-------- THE INPUT --------
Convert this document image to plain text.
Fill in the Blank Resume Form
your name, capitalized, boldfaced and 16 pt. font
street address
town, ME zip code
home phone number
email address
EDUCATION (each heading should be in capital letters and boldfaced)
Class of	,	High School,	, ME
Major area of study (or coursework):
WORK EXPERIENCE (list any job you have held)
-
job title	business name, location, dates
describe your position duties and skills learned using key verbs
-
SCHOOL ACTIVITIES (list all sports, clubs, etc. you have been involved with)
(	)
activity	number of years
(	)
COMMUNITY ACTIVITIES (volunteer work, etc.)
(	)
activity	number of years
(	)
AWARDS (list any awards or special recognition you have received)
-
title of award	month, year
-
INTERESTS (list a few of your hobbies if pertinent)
--------
> STATED TASK
Go through the records and copy each line with "title" in it.

> EXERCISE OUTPUT
job title	business name, location, dates
title of award	month, year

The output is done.